#### Task input:
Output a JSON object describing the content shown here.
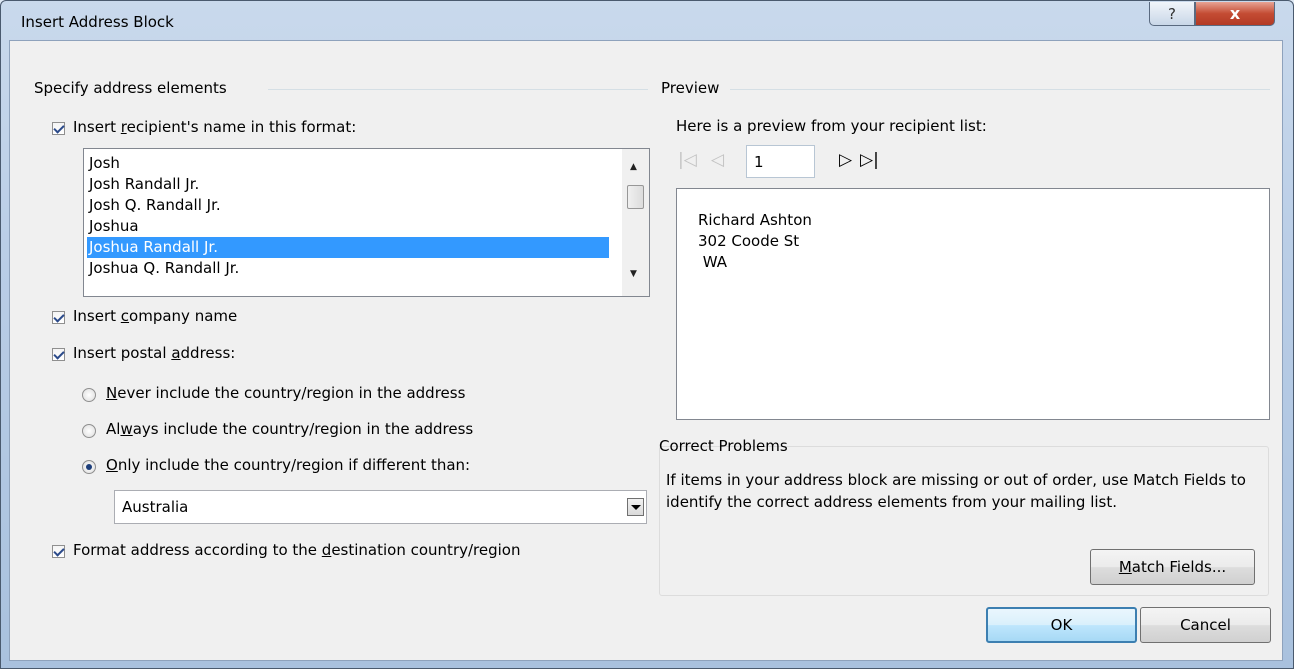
{
  "window": {
    "title": "Insert Address Block",
    "help_glyph": "?",
    "close_glyph": "x"
  },
  "left": {
    "group_title": "Specify address elements",
    "recipient_name": {
      "checked": true,
      "label_pre": "Insert ",
      "label_ul": "r",
      "label_post": "ecipient's name in this format:",
      "formats": [
        "Josh",
        "Josh Randall Jr.",
        "Josh Q. Randall Jr.",
        "Joshua",
        "Joshua Randall Jr.",
        "Joshua Q. Randall Jr."
      ],
      "selected_index": 4
    },
    "company_name": {
      "checked": true,
      "label_pre": "Insert ",
      "label_ul": "c",
      "label_post": "ompany name"
    },
    "postal_address": {
      "checked": true,
      "label_pre": "Insert postal ",
      "label_ul": "a",
      "label_post": "ddress:"
    },
    "country_options": [
      {
        "pre": "",
        "ul": "N",
        "post": "ever include the country/region in the address",
        "checked": false
      },
      {
        "pre": "Al",
        "ul": "w",
        "post": "ays include the country/region in the address",
        "checked": false
      },
      {
        "pre": "",
        "ul": "O",
        "post": "nly include the country/region if different than:",
        "checked": true
      }
    ],
    "country_select": {
      "value": "Australia"
    },
    "format_destination": {
      "checked": true,
      "label_pre": "Format address according to the ",
      "label_ul": "d",
      "label_post": "estination country/region"
    }
  },
  "preview": {
    "group_title": "Preview",
    "caption": "Here is a preview from your recipient list:",
    "nav": {
      "first": "⏮",
      "prev": "◁",
      "next": "▷",
      "last": "⏭",
      "first_glyph": "|◁",
      "last_glyph": "▷|"
    },
    "record": "1",
    "address_lines": [
      "Richard Ashton",
      "302 Coode St",
      " WA"
    ]
  },
  "correct_problems": {
    "title": "Correct Problems",
    "text": "If items in your address block are missing or out of order, use Match Fields to identify the correct address elements from your mailing list.",
    "match_fields_ul": "M",
    "match_fields_post": "atch Fields..."
  },
  "buttons": {
    "ok": "OK",
    "cancel": "Cancel"
  }
}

#### Problem to work on:
Quote each line of the listing exactly, but leave the pictures out.

#### Correct response:
Output a JSON object describing the content shown here.
{
  "window": {
    "title": "Insert Address Block",
    "help_glyph": "?",
    "close_glyph": "x"
  },
  "left": {
    "group_title": "Specify address elements",
    "recipient_name": {
      "checked": true,
      "label_pre": "Insert ",
      "label_ul": "r",
      "label_post": "ecipient's name in this format:",
      "formats": [
        "Josh",
        "Josh Randall Jr.",
        "Josh Q. Randall Jr.",
        "Joshua",
        "Joshua Randall Jr.",
        "Joshua Q. Randall Jr."
      ],
      "selected_index": 4
    },
    "company_name": {
      "checked": true,
      "label_pre": "Insert ",
      "label_ul": "c",
      "label_post": "ompany name"
    },
    "postal_address": {
      "checked": true,
      "label_pre": "Insert postal ",
      "label_ul": "a",
      "label_post": "ddress:"
    },
    "country_options": [
      {
        "pre": "",
        "ul": "N",
        "post": "ever include the country/region in the address",
        "checked": false
      },
      {
        "pre": "Al",
        "ul": "w",
        "post": "ays include the country/region in the address",
        "checked": false
      },
      {
        "pre": "",
        "ul": "O",
        "post": "nly include the country/region if different than:",
        "checked": true
      }
    ],
    "country_select": {
      "value": "Australia"
    },
    "format_destination": {
      "checked": true,
      "label_pre": "Format address according to the ",
      "label_ul": "d",
      "label_post": "estination country/region"
    }
  },
  "preview": {
    "group_title": "Preview",
    "caption": "Here is a preview from your recipient list:",
    "nav": {
      "first": "⏮",
      "prev": "◁",
      "next": "▷",
      "last": "⏭",
      "first_glyph": "|◁",
      "last_glyph": "▷|"
    },
    "record": "1",
    "address_lines": [
      "Richard Ashton",
      "302 Coode St",
      " WA"
    ]
  },
  "correct_problems": {
    "title": "Correct Problems",
    "text": "If items in your address block are missing or out of order, use Match Fields to identify the correct address elements from your mailing list.",
    "match_fields_ul": "M",
    "match_fields_post": "atch Fields..."
  },
  "buttons": {
    "ok": "OK",
    "cancel": "Cancel"
  }
}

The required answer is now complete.